- **KUTIPAN SUMBER**:
⟨

Pada periode 2004-2011 ekonomi Indonesia mengalami pertumbuhan 54,1 %. Sekarang, satu-satunya sub-sektor manufaktur yang tumbuh lebih tinggi adalah peralatan, mesin dan transportasi (67 %) yang sebagian besar berupa mobil dan motor yang tak satupun bermerk nasional. Walaupun cukup banyak komponen dibuat dan perakitannya di Indonesia, namun komponen termahal (mesin) masih diimpor dan sebagian profit dibawa kembali ke negara asal. Penggunaan mobil dan motor juga menimbulkan kemacetan dan polusi yang mengurangi produktivitas pekerja Indonesia.
Permasalahan besar kedua adalah de-industrialisasi.
Secara umum terdapat dua cara untuk meningkatkan produksi dan ekspor manufaktur. Cara pertama adalah meningkatkan kualitas dan nilai tambah sehingga pembeli bersedia membayar lebih mahal. Contohnya saat ini merk Sony dan Apple banyak dianggap lebih tinggi kualitasnya sehingga produknya tetap laku keras walau lebih tinggi harganya. Namun pendekatan ini membutuhkan tenaga kerja yang tinggi inovasi sehingga dapat menghasilkan produk yang bukan hanya secara teknologi menjadi pionir namun juga user-friendly dan berestetika tinggi.

⟩

- **CUPLIKAN BARIS**:
⟨

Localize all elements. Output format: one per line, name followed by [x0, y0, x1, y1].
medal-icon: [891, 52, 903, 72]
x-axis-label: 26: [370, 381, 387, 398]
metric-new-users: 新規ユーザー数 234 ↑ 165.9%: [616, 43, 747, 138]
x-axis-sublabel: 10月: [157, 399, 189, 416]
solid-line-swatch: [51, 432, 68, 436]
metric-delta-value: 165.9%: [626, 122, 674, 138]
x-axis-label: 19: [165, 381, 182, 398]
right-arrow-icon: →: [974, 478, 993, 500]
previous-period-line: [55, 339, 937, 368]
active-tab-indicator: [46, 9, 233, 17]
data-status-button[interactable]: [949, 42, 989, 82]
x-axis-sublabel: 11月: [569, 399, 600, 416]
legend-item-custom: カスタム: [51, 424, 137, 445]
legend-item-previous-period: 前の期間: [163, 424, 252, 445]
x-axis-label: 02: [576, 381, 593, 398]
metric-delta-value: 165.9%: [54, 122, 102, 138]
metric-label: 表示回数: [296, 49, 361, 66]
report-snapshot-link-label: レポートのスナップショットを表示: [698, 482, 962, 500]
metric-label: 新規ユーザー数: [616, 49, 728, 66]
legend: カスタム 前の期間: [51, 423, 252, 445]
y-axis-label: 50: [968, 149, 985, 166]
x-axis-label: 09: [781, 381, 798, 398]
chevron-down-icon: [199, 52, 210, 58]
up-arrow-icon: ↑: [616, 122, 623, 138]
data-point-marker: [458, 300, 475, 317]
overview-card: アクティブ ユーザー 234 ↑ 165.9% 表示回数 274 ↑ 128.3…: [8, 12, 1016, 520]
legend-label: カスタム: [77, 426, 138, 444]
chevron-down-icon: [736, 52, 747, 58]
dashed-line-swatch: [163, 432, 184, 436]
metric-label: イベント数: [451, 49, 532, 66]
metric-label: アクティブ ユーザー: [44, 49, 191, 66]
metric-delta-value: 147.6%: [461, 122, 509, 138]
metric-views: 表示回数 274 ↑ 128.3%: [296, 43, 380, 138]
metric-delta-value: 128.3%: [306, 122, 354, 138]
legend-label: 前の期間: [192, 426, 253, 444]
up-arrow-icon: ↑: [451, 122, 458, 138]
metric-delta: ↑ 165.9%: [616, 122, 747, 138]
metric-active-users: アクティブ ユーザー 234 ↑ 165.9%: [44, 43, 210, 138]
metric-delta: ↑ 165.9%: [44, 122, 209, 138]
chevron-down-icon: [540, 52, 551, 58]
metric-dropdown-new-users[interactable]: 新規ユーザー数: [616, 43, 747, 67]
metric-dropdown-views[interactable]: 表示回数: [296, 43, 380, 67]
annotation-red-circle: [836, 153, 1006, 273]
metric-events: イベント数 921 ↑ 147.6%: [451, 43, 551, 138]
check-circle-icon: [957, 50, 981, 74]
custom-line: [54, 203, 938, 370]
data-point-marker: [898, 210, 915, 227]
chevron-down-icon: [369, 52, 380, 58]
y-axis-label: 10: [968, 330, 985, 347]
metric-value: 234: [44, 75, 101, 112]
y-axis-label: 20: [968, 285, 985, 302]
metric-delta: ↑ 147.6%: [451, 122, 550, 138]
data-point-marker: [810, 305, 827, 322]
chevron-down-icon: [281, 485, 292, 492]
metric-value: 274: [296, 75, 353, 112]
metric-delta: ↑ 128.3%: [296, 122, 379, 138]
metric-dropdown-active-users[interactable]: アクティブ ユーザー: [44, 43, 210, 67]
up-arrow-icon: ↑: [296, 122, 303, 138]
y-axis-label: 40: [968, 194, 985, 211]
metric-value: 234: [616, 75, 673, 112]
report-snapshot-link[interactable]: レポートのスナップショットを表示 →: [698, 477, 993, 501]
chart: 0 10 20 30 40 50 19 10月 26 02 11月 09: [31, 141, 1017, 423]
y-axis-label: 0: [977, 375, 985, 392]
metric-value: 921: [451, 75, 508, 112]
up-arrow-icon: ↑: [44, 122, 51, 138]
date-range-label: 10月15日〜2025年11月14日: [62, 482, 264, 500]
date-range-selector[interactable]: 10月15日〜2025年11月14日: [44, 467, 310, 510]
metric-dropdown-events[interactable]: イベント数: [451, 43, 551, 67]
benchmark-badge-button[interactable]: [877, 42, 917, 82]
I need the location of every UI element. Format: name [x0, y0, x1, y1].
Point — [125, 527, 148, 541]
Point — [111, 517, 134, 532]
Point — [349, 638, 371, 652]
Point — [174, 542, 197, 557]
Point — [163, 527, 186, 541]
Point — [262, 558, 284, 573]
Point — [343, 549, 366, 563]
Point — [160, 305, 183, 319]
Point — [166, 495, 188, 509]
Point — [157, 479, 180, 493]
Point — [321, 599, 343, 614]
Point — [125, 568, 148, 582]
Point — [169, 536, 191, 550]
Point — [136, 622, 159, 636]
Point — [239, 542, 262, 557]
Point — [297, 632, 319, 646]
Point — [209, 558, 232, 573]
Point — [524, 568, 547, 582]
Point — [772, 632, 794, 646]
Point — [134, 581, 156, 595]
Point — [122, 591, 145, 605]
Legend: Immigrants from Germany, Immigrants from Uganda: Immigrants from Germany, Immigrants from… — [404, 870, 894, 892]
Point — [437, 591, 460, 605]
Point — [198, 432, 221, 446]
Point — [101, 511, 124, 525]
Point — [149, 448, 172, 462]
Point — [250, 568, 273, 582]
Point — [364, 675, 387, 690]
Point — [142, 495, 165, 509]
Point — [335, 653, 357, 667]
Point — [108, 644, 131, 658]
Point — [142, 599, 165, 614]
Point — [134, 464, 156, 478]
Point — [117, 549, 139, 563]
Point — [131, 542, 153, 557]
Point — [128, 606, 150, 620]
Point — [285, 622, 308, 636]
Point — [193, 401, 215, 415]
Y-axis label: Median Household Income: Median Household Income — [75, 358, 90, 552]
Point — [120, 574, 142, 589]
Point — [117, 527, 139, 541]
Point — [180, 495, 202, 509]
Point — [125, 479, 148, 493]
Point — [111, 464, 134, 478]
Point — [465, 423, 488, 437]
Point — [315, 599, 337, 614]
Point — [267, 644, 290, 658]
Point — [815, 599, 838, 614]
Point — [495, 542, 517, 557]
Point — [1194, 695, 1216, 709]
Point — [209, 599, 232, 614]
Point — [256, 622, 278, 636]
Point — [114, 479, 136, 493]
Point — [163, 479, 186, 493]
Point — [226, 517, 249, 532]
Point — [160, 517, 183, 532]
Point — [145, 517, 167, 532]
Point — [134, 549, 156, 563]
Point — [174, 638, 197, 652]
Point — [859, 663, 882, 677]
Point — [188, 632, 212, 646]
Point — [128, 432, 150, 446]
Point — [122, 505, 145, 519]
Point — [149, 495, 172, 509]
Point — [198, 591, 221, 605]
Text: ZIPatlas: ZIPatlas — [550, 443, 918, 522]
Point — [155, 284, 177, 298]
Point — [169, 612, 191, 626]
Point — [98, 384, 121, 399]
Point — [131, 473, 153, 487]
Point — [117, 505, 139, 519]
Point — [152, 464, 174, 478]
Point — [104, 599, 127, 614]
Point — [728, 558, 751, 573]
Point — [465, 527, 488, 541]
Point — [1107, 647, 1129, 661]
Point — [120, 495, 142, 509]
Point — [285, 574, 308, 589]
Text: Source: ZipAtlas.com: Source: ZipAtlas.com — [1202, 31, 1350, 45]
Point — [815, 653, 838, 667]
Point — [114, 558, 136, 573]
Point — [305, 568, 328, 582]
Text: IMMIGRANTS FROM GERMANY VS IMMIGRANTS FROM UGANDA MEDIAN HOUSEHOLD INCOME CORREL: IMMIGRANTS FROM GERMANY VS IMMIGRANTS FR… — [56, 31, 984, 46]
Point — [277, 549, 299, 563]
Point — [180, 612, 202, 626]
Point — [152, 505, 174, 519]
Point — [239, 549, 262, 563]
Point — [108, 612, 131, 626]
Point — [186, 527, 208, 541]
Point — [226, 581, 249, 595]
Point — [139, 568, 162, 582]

⟩

- **SOAL LATIHAN**:
a) Sunting sebagian teks tentang ekonomi Indonesia dengan menulisnya ulang dan mengganti "Sony" dengan "Samsung". Mulai dari kata-kata yang berisi "Secara umum terdapat", lalu berhenti setelah "juga user-friendly dan berestetika tinggi.".
b) Menurut teks tentang ekonomi Indonesia, kenapa produk Sony dan Apple tetap laku keras walaupun harganya lebih mahal?
c) Teruskan teks tentang ekonomi Indonesia mulai setelah kalimat terakhirnya.

- **JAWABAN BERURUTAN**:
a)
Secara umum terdapat dua cara untuk meningkatkan produksi dan ekspor manufaktur. Cara pertama adalah meningkatkan kualitas dan nilai tambah sehingga pembeli bersedia membayar lebih mahal. Contohnya saat ini merk Samsung dan Apple banyak dianggap lebih tinggi kualitasnya sehingga produknya tetap laku keras walau lebih tinggi harganya. Namun pendekatan ini membutuhkan tenaga kerja yang tinggi inovasi sehingga dapat menghasilkan produk yang bukan hanya secara teknologi menjadi pionir namun juga user-friendly dan berestetika tinggi.

b) Merk Sony dan Apple banyak dianggap lebih tinggi kualitasnya, jadi produknya tetap laku keras walaupun harganya lebih tinggi.

c)
Tenaga kerja dengan kemampuan analisis tinggi dan akrab teknologi itu biasanya membutuhkan pendidikan tersier (diploma atau lebih tinggi). Padahal data BPS menyatakan bahwa pada tahun 2011, tenaga kerja di  Indonesia 70,2 % hanya berpendidikan SMP atau lebih rendah. Grafik 2 yang datanya bersumber dari badan statistik resmi Malaysia, Thailand, Korsel dan Indonesia menunjukkan betapa kecilnya penduduk berpendidikan tinggi di Indonesia. Tidak usah dibandingkan Korsel yang sudah menembus 30%, bahkan proporsi serupa di Indonesia masih setengah dari Malaysia dan Thailand yang dalam dekade ini sangat giat meningkatkan pendidikan rakyatnya. Kapan Indonesia menjadi industri  yang maju dan sejahtera kalau permasalahan besar berikut, yaitu kualitas sdm, khususnya akses ke pendidikan tinggi, tidak serius diselesaikan?
Cara kedua adalah menurunkan harga sehingga untuk  jenis barang yang sama produksi Indonesia lebih murah dibandingkan produksi negara lain sehingga merebut pembeli. Namun sulit untuk adu murah dengan Cina yang punya ratusan juta orang di pedalaman yang bersedia pindah ke kota industri pesisir tenggara dan bekerja dengan upah yang rendah. Apalagi mengingat beberapa tahun ini terjadi kenaikan UMR secara konsisten dan tajam tanpa kenaikan produktivitas yang signifikan.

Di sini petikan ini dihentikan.